• **WHAT YOU HAVE TO DO**:
Go through the entries below and pick out every line with "номер".

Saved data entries
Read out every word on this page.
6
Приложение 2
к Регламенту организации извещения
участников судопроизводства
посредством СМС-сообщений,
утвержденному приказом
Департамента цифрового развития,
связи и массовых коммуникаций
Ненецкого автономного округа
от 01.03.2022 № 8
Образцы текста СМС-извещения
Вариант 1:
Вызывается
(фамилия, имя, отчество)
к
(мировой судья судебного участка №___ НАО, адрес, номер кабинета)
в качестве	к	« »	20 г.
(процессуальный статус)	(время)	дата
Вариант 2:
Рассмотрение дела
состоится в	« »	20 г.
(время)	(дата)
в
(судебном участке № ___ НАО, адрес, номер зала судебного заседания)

• **SOLUTION FOR THIS TASK**:
(мировой судья судебного участка №___ НАО, адрес, номер кабинета)
(судебном участке № ___ НАО, адрес, номер зала судебного заседания)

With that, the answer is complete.